Start

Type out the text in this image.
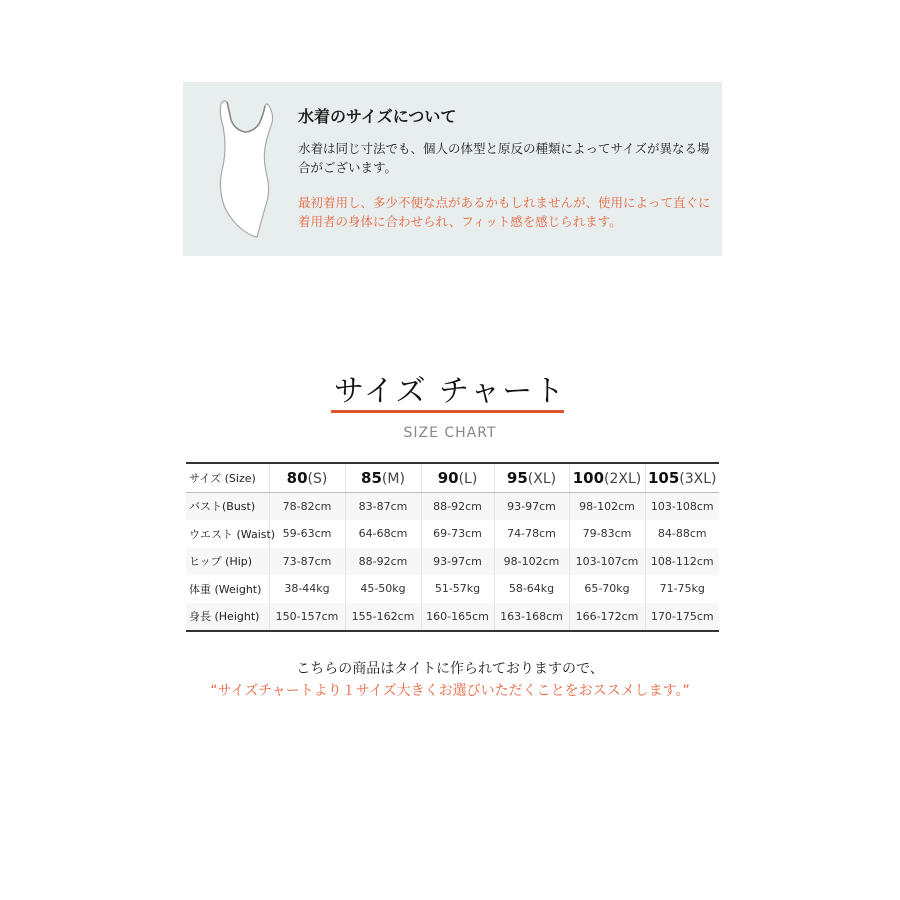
水着のサイズについて
水着は同じ寸法でも、個人の体型と原反の種類によってサイズが異なる場合がございます。
最初着用し、多少不便な点があるかもしれませんが、使用によって直ぐに着用者の身体に合わせられ、フィット感を感じられます。
サイズ チャート
SIZE CHART
サイズ (Size)	80(S)	85(M)	90(L)	95(XL)	100(2XL)	105(3XL)
バスト(Bust)	78-82cm	83-87cm	88-92cm	93-97cm	98-102cm	103-108cm
ウエスト (Waist)	59-63cm	64-68cm	69-73cm	74-78cm	79-83cm	84-88cm
ヒップ (Hip)	73-87cm	88-92cm	93-97cm	98-102cm	103-107cm	108-112cm
体重 (Weight)	38-44kg	45-50kg	51-57kg	58-64kg	65-70kg	71-75kg
身長 (Height)	150-157cm	155-162cm	160-165cm	163-168cm	166-172cm	170-175cm
こちらの商品はタイトに作られておりますので、
“サイズチャートより１サイズ大きくお選びいただくことをおススメします。”
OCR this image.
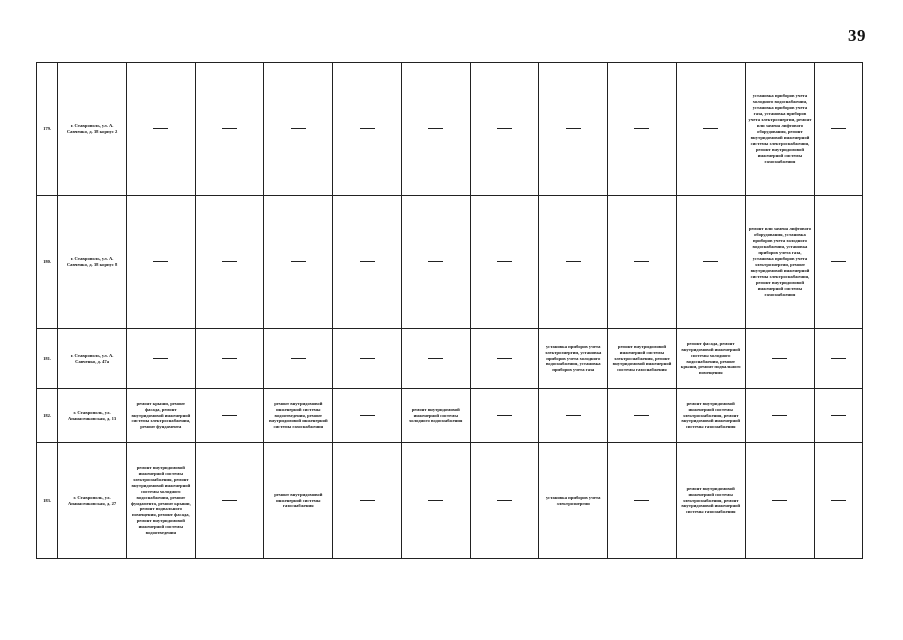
39
179.	г. Ставрополь, ул. А. Савченко, д. 38 корпус 2										установка приборов учета холодного водоснабжения, установка приборов учета газа, установка приборов учета электроэнергии, ремонт или замена лифтового оборудования, ремонт внутридомовой инженерной системы электроснабжения, ремонт внутридомовой инженерной системы газоснабжения	
180.	г. Ставрополь, ул. А. Савченко, д. 38 корпус 8										ремонт или замена лифтового оборудования, установка приборов учета холодного водоснабжения, установка приборов учета газа, установка приборов учета электроэнергии, ремонт внутридомовой инженерной системы электроснабжения, ремонт внутридомовой инженерной системы газоснабжения	
181.	г. Ставрополь, ул. А. Савченко, д. 47а							установка приборов учета электроэнергии, установка приборов учета холодного водоснабжения, установка приборов учета газа	ремонт внутридомовой инженерной системы электроснабжения, ремонт внутридомовой инженерной системы газоснабжения	ремонт фасада, ремонт внутридомовой инженерной системы холодного водоснабжения, ремонт крыши, ремонт подвального помещения		
182.	г. Ставрополь, ул. Апанасенковская, д. 13	ремонт крыши, ремонт фасада, ремонт внутридомовой инженерной системы электроснабжения, ремонт фундамента		ремонт внутридомовой инженерной системы водоотведения, ремонт внутридомовой инженерной системы газоснабжения		ремонт внутридомовой инженерной системы холодного водоснабжения				ремонт внутридомовой инженерной системы электроснабжения, ремонт внутридомовой инженерной системы газоснабжения		
183.	г. Ставрополь, ул. Апанасенковская, д. 27	ремонт внутридомовой инженерной системы электроснабжения, ремонт внутридомовой инженерной системы холодного водоснабжения, ремонт фундамента, ремонт крыши, ремонт подвального помещения, ремонт фасада, ремонт внутридомовой инженерной системы водоотведения		ремонт внутридомовой инженерной системы газоснабжения				установка приборов учета электроэнергии		ремонт внутридомовой инженерной системы электроснабжения, ремонт внутридомовой инженерной системы газоснабжения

End

Prompt
Gather all lines from the listing above in which "this" occurs.

Written answer
Type out the text in this image.
OCR this image.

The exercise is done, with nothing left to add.